— STATED GOAL —
Switch "localize" to "locate" throughout these lines and keep everything else as it stands. Leave the pictures out of your answer.

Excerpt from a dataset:
....

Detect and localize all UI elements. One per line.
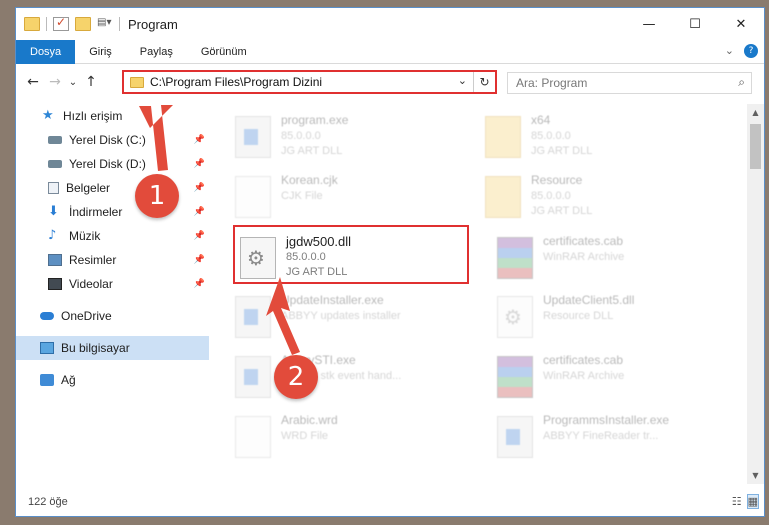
arrow-2 (266, 277, 300, 355)
arrow-1 (139, 105, 173, 171)
step-badge-2: 2 (274, 355, 318, 399)
annotation-arrows (139, 105, 300, 355)
step-badge-1: 1 (135, 174, 179, 218)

....

— SOLUTION TO THIS TASK —
Detect and locate all UI elements. One per line.
arrow-2 (266, 277, 300, 355)
arrow-1 (139, 105, 173, 171)
step-badge-2: 2 (274, 355, 318, 399)
annotation-arrows (139, 105, 300, 355)
step-badge-1: 1 (135, 174, 179, 218)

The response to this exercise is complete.